Pick out each line containing the string "населения" and copy it.
## start Records shown
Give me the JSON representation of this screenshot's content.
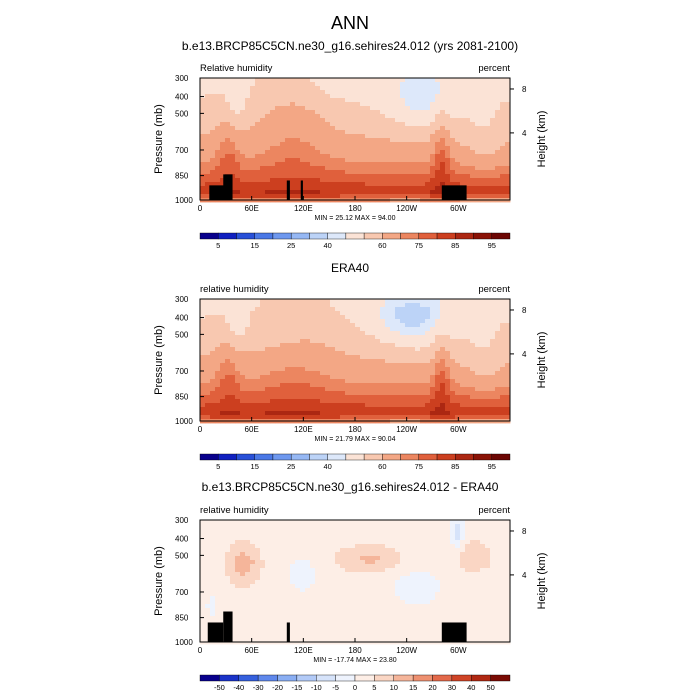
{
  "chart_data": {
    "type": "heatmap",
    "title": "ANN",
    "panels": [
      {
        "title": "b.e13.BRCP85C5CN.ne30_g16.sehires24.012 (yrs 2081-2100)",
        "left_label": "Relative humidity",
        "right_label": "percent",
        "ylabel": "Pressure (mb)",
        "y2label": "Height (km)",
        "y_ticks": [
          "300",
          "400",
          "500",
          "700",
          "850",
          "1000"
        ],
        "y2_ticks": [
          "8",
          "4"
        ],
        "x_ticks": [
          "0",
          "60E",
          "120E",
          "180",
          "120W",
          "60W"
        ],
        "stats": "MIN = 25.12  MAX = 94.00",
        "colorbar_labels": [
          "5",
          "15",
          "25",
          "40",
          "60",
          "75",
          "85",
          "95"
        ],
        "min": 25.12,
        "max": 94.0
      },
      {
        "title": "ERA40",
        "left_label": "relative humidity",
        "right_label": "percent",
        "ylabel": "Pressure (mb)",
        "y2label": "Height (km)",
        "y_ticks": [
          "300",
          "400",
          "500",
          "700",
          "850",
          "1000"
        ],
        "y2_ticks": [
          "8",
          "4"
        ],
        "x_ticks": [
          "0",
          "60E",
          "120E",
          "180",
          "120W",
          "60W"
        ],
        "stats": "MIN = 21.79  MAX = 90.04",
        "colorbar_labels": [
          "5",
          "15",
          "25",
          "40",
          "60",
          "75",
          "85",
          "95"
        ],
        "min": 21.79,
        "max": 90.04
      },
      {
        "title": "b.e13.BRCP85C5CN.ne30_g16.sehires24.012 - ERA40",
        "left_label": "relative humidity",
        "right_label": "percent",
        "ylabel": "Pressure (mb)",
        "y2label": "Height (km)",
        "y_ticks": [
          "300",
          "400",
          "500",
          "700",
          "850",
          "1000"
        ],
        "y2_ticks": [
          "8",
          "4"
        ],
        "x_ticks": [
          "0",
          "60E",
          "120E",
          "180",
          "120W",
          "60W"
        ],
        "stats": "MIN = -17.74  MAX = 23.80",
        "colorbar_labels": [
          "-50",
          "-40",
          "-30",
          "-20",
          "-15",
          "-10",
          "-5",
          "0",
          "5",
          "10",
          "15",
          "20",
          "30",
          "40",
          "50"
        ],
        "min": -17.74,
        "max": 23.8
      }
    ]
  }
}
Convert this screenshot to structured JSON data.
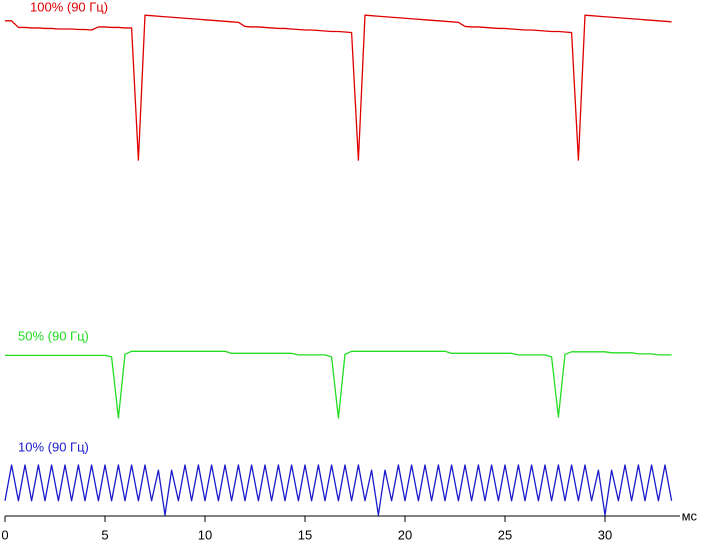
{
  "chart_data": {
    "type": "line",
    "x_unit": "мс",
    "xlim": [
      0,
      33.5
    ],
    "xticks": [
      0,
      5,
      10,
      15,
      20,
      25,
      30
    ],
    "ylim": [
      0,
      100
    ],
    "x": [
      0,
      0.33,
      0.67,
      1,
      1.33,
      1.67,
      2,
      2.33,
      2.67,
      3,
      3.33,
      3.67,
      4,
      4.33,
      4.67,
      5,
      5.33,
      5.67,
      6,
      6.33,
      6.67,
      7,
      7.33,
      7.67,
      8,
      8.33,
      8.67,
      9,
      9.33,
      9.67,
      10,
      10.33,
      10.67,
      11,
      11.33,
      11.67,
      12,
      12.33,
      12.67,
      13,
      13.33,
      13.67,
      14,
      14.33,
      14.67,
      15,
      15.33,
      15.67,
      16,
      16.33,
      16.67,
      17,
      17.33,
      17.67,
      18,
      18.33,
      18.67,
      19,
      19.33,
      19.67,
      20,
      20.33,
      20.67,
      21,
      21.33,
      21.67,
      22,
      22.33,
      22.67,
      23,
      23.33,
      23.67,
      24,
      24.33,
      24.67,
      25,
      25.33,
      25.67,
      26,
      26.33,
      26.67,
      27,
      27.33,
      27.67,
      28,
      28.33,
      28.67,
      29,
      29.33,
      29.67,
      30,
      30.33,
      30.67,
      31,
      31.33,
      31.67,
      32,
      32.33,
      32.67,
      33,
      33.33
    ],
    "series": [
      {
        "name": "100% (90 Гц)",
        "color": "#e00000",
        "values": [
          96.9,
          96.9,
          95.6,
          95.6,
          95.5,
          95.5,
          95.4,
          95.4,
          95.3,
          95.3,
          95.3,
          95.2,
          95.2,
          95.1,
          95.7,
          95.7,
          95.6,
          95.6,
          95.5,
          95.5,
          69.6,
          98,
          97.9,
          97.8,
          97.7,
          97.6,
          97.5,
          97.4,
          97.3,
          97.2,
          97.1,
          97,
          96.9,
          96.8,
          96.7,
          96.6,
          95.8,
          95.7,
          95.7,
          95.6,
          95.5,
          95.4,
          95.4,
          95.3,
          95.2,
          95.1,
          95.1,
          95,
          94.9,
          94.8,
          94.8,
          94.7,
          94.6,
          69.6,
          98,
          97.9,
          97.8,
          97.7,
          97.6,
          97.5,
          97.4,
          97.3,
          97.2,
          97.1,
          97,
          96.9,
          96.8,
          96.7,
          96.6,
          95.8,
          95.7,
          95.7,
          95.6,
          95.5,
          95.4,
          95.4,
          95.3,
          95.2,
          95.1,
          95.1,
          95,
          94.9,
          94.8,
          94.8,
          94.7,
          94.6,
          69.6,
          98,
          97.9,
          97.8,
          97.7,
          97.6,
          97.5,
          97.4,
          97.3,
          97.2,
          97.1,
          97,
          96.9,
          96.8,
          96.7
        ]
      },
      {
        "name": "50% (90 Гц)",
        "color": "#22dd22",
        "values": [
          31.3,
          31.3,
          31.3,
          31.3,
          31.3,
          31.3,
          31.3,
          31.3,
          31.3,
          31.3,
          31.3,
          31.3,
          31.3,
          31.3,
          31.3,
          31.3,
          31,
          19,
          31.5,
          32.1,
          32.1,
          32.1,
          32.1,
          32.1,
          32.1,
          32.1,
          32.1,
          32.1,
          32.1,
          32.1,
          32.1,
          32.1,
          32.1,
          32.1,
          31.7,
          31.7,
          31.7,
          31.7,
          31.7,
          31.7,
          31.7,
          31.7,
          31.7,
          31.7,
          31.4,
          31.4,
          31.4,
          31.4,
          31.4,
          31,
          19,
          31.5,
          32.1,
          32.1,
          32.1,
          32.1,
          32.1,
          32.1,
          32.1,
          32.1,
          32.1,
          32.1,
          32.1,
          32.1,
          32.1,
          32.1,
          32.1,
          31.7,
          31.7,
          31.7,
          31.7,
          31.7,
          31.7,
          31.7,
          31.7,
          31.7,
          31.7,
          31.4,
          31.4,
          31.4,
          31.4,
          31.4,
          31,
          19.2,
          31.5,
          32,
          32,
          32,
          32,
          32,
          32,
          31.8,
          31.8,
          31.8,
          31.8,
          31.6,
          31.6,
          31.6,
          31.4,
          31.4,
          31.4
        ]
      },
      {
        "name": "10% (90 Гц)",
        "color": "#1a1acc",
        "values": [
          2.8,
          9.8,
          2.8,
          9.8,
          2.8,
          9.8,
          2.8,
          9.8,
          2.8,
          9.8,
          2.8,
          9.8,
          2.8,
          9.8,
          2.8,
          9.8,
          2.8,
          9.8,
          2.8,
          9.8,
          2.8,
          9.8,
          2.8,
          8.8,
          0,
          8.8,
          2.8,
          9.8,
          2.8,
          9.8,
          2.8,
          9.8,
          2.8,
          9.8,
          2.8,
          9.8,
          2.8,
          9.8,
          2.8,
          9.8,
          2.8,
          9.8,
          2.8,
          9.8,
          2.8,
          9.8,
          2.8,
          9.8,
          2.8,
          9.8,
          2.8,
          9.8,
          2.8,
          9.8,
          2.8,
          8.8,
          0,
          8.8,
          2.8,
          9.8,
          2.8,
          9.8,
          2.8,
          9.8,
          2.8,
          9.8,
          2.8,
          9.8,
          2.8,
          9.8,
          2.8,
          9.8,
          2.8,
          9.8,
          2.8,
          9.8,
          2.8,
          9.8,
          2.8,
          9.8,
          2.8,
          9.8,
          2.8,
          9.8,
          2.8,
          9.8,
          2.8,
          9.8,
          2.8,
          8.8,
          0,
          8.8,
          2.8,
          9.8,
          2.8,
          9.8,
          2.8,
          9.8,
          2.8,
          9.8,
          2.8
        ]
      }
    ]
  }
}
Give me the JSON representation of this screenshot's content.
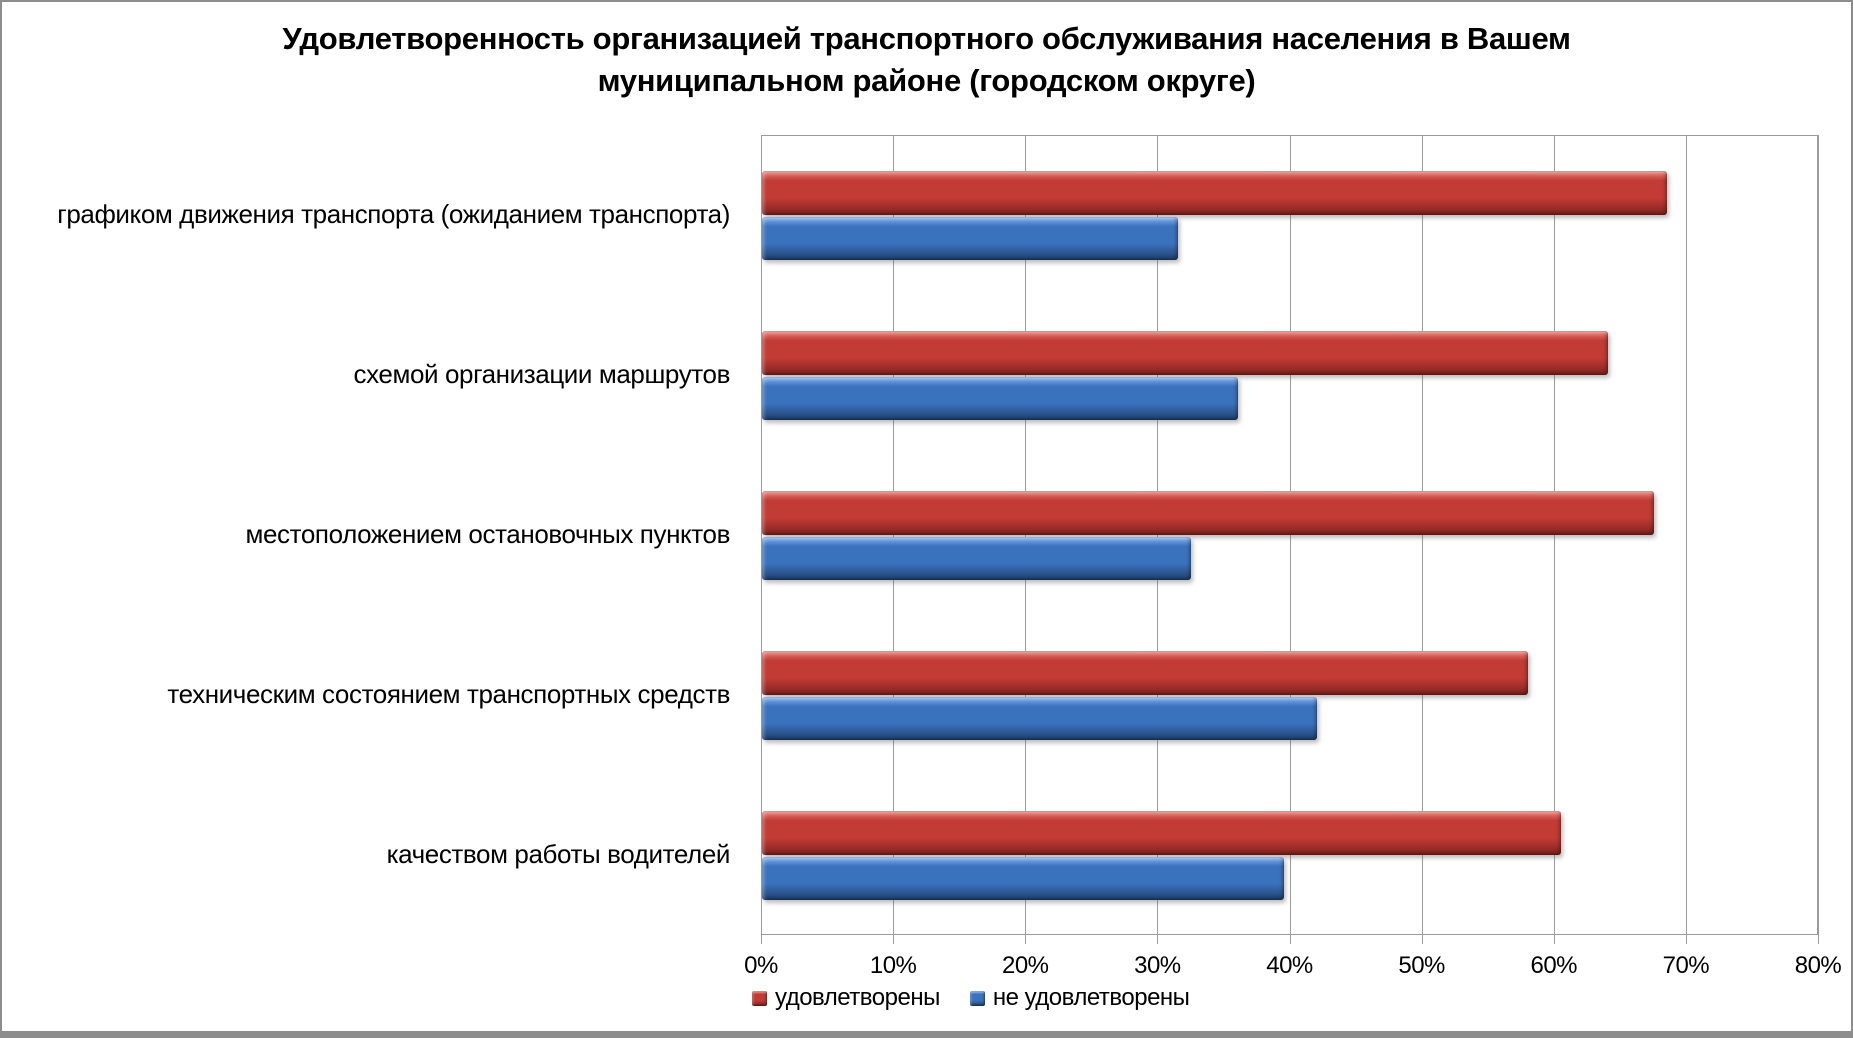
{
  "window": {
    "background": "#ffffff",
    "frame_border_color": "#8d8d8d",
    "gridline_color": "#9b9b9b",
    "text_color": "#000000"
  },
  "chart_data": {
    "type": "bar",
    "orientation": "horizontal",
    "title": "Удовлетворенность организацией транспортного обслуживания населения в Вашем муниципальном районе (городском округе)",
    "title_lines": [
      "Удовлетворенность организацией транспортного обслуживания населения в Вашем",
      "муниципальном районе (городском округе)"
    ],
    "categories": [
      "графиком движения транспорта (ожиданием транспорта)",
      "схемой организации маршрутов",
      "местоположением остановочных пунктов",
      "техническим состоянием транспортных средств",
      "качеством работы водителей"
    ],
    "series": [
      {
        "name": "удовлетворены",
        "color": "#c23b34",
        "color_light": "#ee827d",
        "color_dark": "#7e221e",
        "values": [
          68.5,
          64,
          67.5,
          58,
          60.5
        ]
      },
      {
        "name": "не удовлетворены",
        "color": "#3a72bd",
        "color_light": "#85b1ee",
        "color_dark": "#20406e",
        "values": [
          31.5,
          36,
          32.5,
          42,
          39.5
        ]
      }
    ],
    "x_axis": {
      "min": 0,
      "max": 80,
      "unit": "%",
      "ticks": [
        "0%",
        "10%",
        "20%",
        "30%",
        "40%",
        "50%",
        "60%",
        "70%",
        "80%"
      ]
    },
    "grid": true,
    "legend_position": "bottom"
  }
}
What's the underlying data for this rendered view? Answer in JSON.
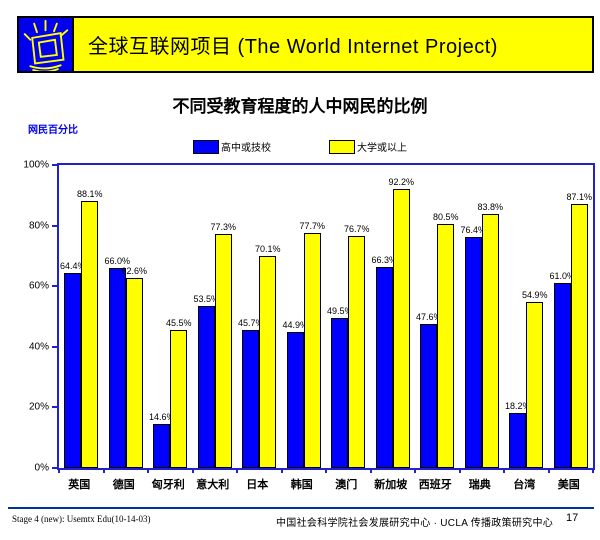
## end Records shown
* **Output**:
    "title": "Удовлетворенность организацией транспортного обслуживания населения в Вашем муниципальном районе (городском округе)",
      "Удовлетворенность организацией транспортного обслуживания населения в Вашем",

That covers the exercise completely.